# Problem to work on
Repeat all the records exactly, omitting pictures.

>>>

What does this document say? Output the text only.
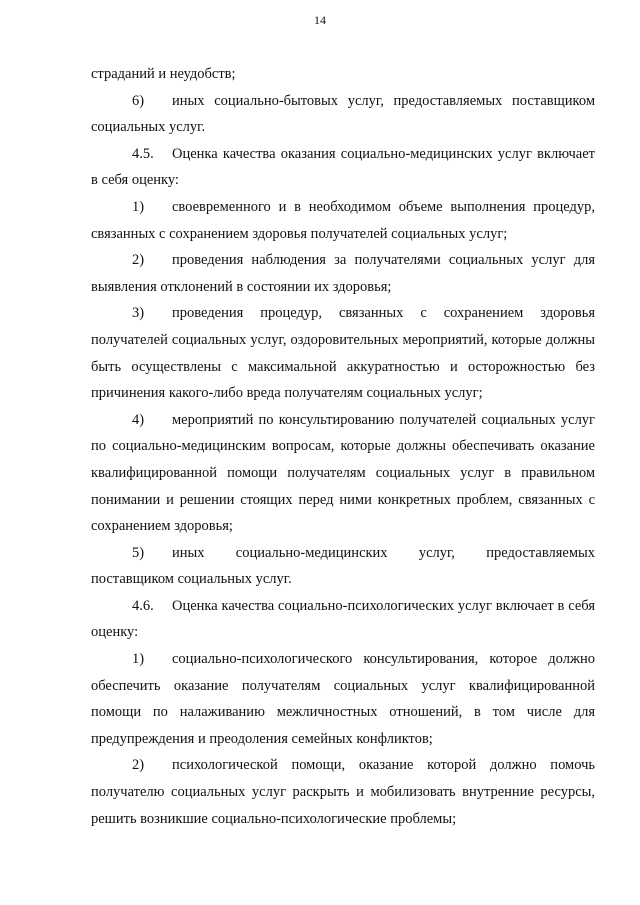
14

страданий и неудобств;

6) иных социально-бытовых услуг, предоставляемых поставщиком социальных услуг.

4.5. Оценка качества оказания социально-медицинских услуг включает в себя оценку:

1) своевременного и в необходимом объеме выполнения процедур, связанных с сохранением здоровья получателей социальных услуг;

2) проведения наблюдения за получателями социальных услуг для выявления отклонений в состоянии их здоровья;

3) проведения процедур, связанных с сохранением здоровья получателей социальных услуг, оздоровительных мероприятий, которые должны быть осуществлены с максимальной аккуратностью и осторожностью без причинения какого-либо вреда получателям социальных услуг;

4) мероприятий по консультированию получателей социальных услуг по социально-медицинским вопросам, которые должны обеспечивать оказание квалифицированной помощи получателям социальных услуг в правильном понимании и решении стоящих перед ними конкретных проблем, связанных с сохранением здоровья;

5) иных социально-медицинских услуг, предоставляемых поставщиком социальных услуг.

4.6. Оценка качества социально-психологических услуг включает в себя оценку:

1) социально-психологического консультирования, которое должно обеспечить оказание получателям социальных услуг квалифицированной помощи по налаживанию межличностных отношений, в том числе для предупреждения и преодоления семейных конфликтов;

2) психологической помощи, оказание которой должно помочь получателю социальных услуг раскрыть и мобилизовать внутренние ресурсы, решить возникшие социально-психологические проблемы;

<<<

# The response
What does this document say? Output the text only.
14

страданий и неудобств;

6) иных социально-бытовых услуг, предоставляемых поставщиком социальных услуг.

4.5. Оценка качества оказания социально-медицинских услуг включает в себя оценку:

1) своевременного и в необходимом объеме выполнения процедур, связанных с сохранением здоровья получателей социальных услуг;

2) проведения наблюдения за получателями социальных услуг для выявления отклонений в состоянии их здоровья;

3) проведения процедур, связанных с сохранением здоровья получателей социальных услуг, оздоровительных мероприятий, которые должны быть осуществлены с максимальной аккуратностью и осторожностью без причинения какого-либо вреда получателям социальных услуг;

4) мероприятий по консультированию получателей социальных услуг по социально-медицинским вопросам, которые должны обеспечивать оказание квалифицированной помощи получателям социальных услуг в правильном понимании и решении стоящих перед ними конкретных проблем, связанных с сохранением здоровья;

5) иных социально-медицинских услуг, предоставляемых поставщиком социальных услуг.

4.6. Оценка качества социально-психологических услуг включает в себя оценку:

1) социально-психологического консультирования, которое должно обеспечить оказание получателям социальных услуг квалифицированной помощи по налаживанию межличностных отношений, в том числе для предупреждения и преодоления семейных конфликтов;

2) психологической помощи, оказание которой должно помочь получателю социальных услуг раскрыть и мобилизовать внутренние ресурсы, решить возникшие социально-психологические проблемы;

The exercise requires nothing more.